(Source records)
>> BEGIN
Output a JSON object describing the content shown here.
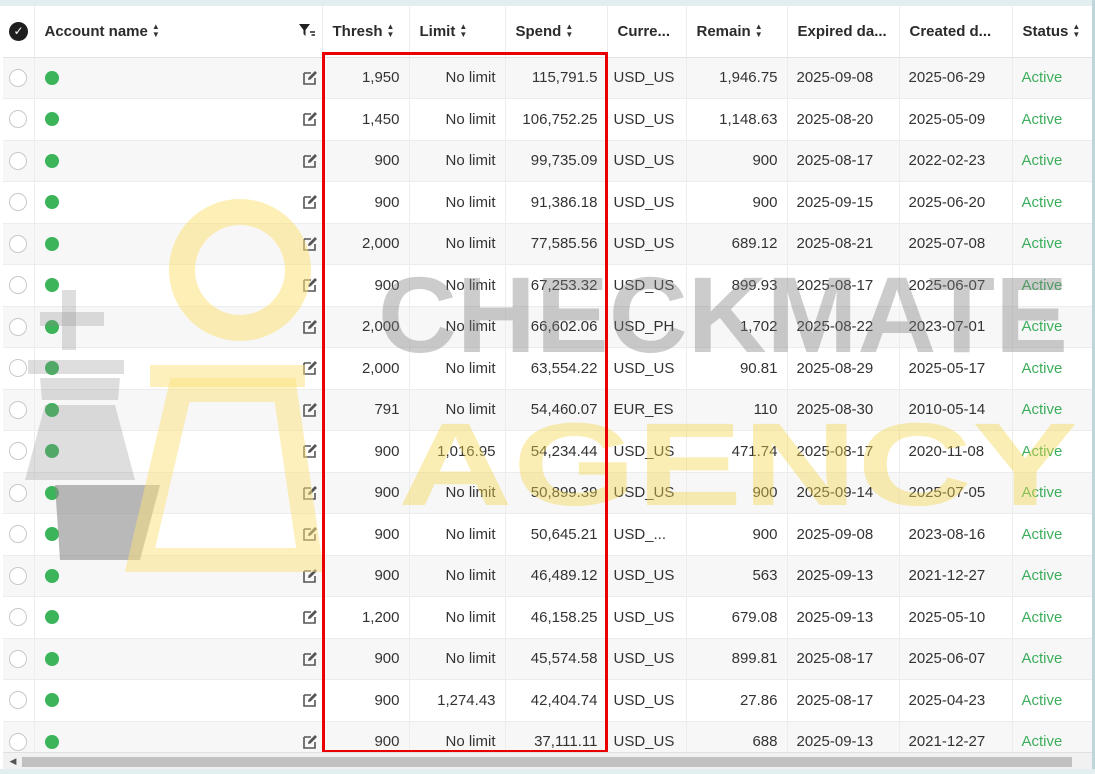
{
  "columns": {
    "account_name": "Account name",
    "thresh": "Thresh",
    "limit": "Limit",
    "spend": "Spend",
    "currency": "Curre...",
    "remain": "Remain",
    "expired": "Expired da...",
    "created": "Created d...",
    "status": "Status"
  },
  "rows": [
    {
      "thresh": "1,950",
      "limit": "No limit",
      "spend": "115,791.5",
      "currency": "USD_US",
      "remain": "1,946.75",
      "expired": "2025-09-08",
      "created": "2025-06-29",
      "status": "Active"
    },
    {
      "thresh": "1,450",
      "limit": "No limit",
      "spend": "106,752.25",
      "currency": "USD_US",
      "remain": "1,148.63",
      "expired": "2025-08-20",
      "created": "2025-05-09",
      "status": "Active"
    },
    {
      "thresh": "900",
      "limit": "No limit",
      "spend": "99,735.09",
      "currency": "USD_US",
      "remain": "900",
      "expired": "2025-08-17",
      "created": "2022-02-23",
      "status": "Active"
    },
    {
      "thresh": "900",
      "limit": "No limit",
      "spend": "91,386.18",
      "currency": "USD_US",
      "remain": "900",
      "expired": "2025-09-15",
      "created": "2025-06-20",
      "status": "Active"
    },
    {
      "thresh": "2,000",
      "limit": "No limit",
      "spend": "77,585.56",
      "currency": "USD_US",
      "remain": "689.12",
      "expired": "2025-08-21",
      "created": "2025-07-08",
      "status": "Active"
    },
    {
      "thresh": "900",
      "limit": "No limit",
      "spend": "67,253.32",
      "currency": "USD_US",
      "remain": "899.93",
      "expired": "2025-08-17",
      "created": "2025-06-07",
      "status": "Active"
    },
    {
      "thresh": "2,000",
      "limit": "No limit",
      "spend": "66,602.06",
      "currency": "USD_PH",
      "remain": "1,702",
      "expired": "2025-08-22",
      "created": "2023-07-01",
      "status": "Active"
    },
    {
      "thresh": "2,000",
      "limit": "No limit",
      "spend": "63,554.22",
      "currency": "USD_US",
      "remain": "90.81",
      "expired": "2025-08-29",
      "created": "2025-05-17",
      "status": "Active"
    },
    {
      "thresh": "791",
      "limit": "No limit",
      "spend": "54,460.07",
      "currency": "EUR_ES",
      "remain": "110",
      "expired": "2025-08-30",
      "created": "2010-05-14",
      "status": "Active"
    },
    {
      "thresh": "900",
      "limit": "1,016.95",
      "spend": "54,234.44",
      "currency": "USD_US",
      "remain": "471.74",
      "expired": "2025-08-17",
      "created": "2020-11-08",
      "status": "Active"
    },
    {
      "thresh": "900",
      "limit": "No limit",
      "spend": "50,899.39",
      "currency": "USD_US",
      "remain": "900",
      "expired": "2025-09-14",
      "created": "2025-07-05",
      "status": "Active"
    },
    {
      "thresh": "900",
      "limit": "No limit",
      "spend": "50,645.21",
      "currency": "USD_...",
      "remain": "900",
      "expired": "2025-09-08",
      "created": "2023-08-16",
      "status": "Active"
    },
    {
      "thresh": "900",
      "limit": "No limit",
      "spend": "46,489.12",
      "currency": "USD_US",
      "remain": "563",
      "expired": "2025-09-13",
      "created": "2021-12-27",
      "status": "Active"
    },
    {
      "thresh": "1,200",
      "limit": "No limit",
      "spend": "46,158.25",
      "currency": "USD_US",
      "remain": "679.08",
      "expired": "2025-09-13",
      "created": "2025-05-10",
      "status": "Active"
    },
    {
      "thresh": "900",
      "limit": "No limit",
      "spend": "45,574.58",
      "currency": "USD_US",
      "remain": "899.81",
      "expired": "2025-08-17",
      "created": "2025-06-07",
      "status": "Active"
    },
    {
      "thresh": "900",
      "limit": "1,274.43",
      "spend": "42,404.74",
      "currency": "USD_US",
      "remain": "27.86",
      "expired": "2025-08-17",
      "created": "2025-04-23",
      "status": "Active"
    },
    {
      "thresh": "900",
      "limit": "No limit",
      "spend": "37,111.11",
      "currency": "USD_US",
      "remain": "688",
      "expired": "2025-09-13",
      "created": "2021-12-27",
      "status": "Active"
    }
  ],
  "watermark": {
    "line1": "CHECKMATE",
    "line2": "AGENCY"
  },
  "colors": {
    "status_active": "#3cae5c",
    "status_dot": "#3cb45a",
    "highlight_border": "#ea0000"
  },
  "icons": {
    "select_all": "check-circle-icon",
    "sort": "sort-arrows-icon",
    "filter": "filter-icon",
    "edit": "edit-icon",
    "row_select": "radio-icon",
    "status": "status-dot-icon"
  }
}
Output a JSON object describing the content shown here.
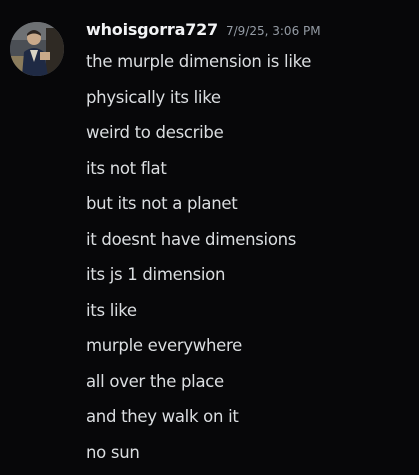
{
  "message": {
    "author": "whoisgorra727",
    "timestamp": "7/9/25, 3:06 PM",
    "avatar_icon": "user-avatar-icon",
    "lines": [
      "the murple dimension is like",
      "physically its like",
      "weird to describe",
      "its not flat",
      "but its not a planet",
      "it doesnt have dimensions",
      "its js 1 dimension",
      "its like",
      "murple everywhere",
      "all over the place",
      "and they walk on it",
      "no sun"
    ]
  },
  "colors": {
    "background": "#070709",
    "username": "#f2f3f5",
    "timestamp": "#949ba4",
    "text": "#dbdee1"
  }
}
>> END
[REQUIREMENTS] What is the number of lines in this listing that contain the word "timestamp"? Answer with that number and nothing else.

[OUTPUT] 2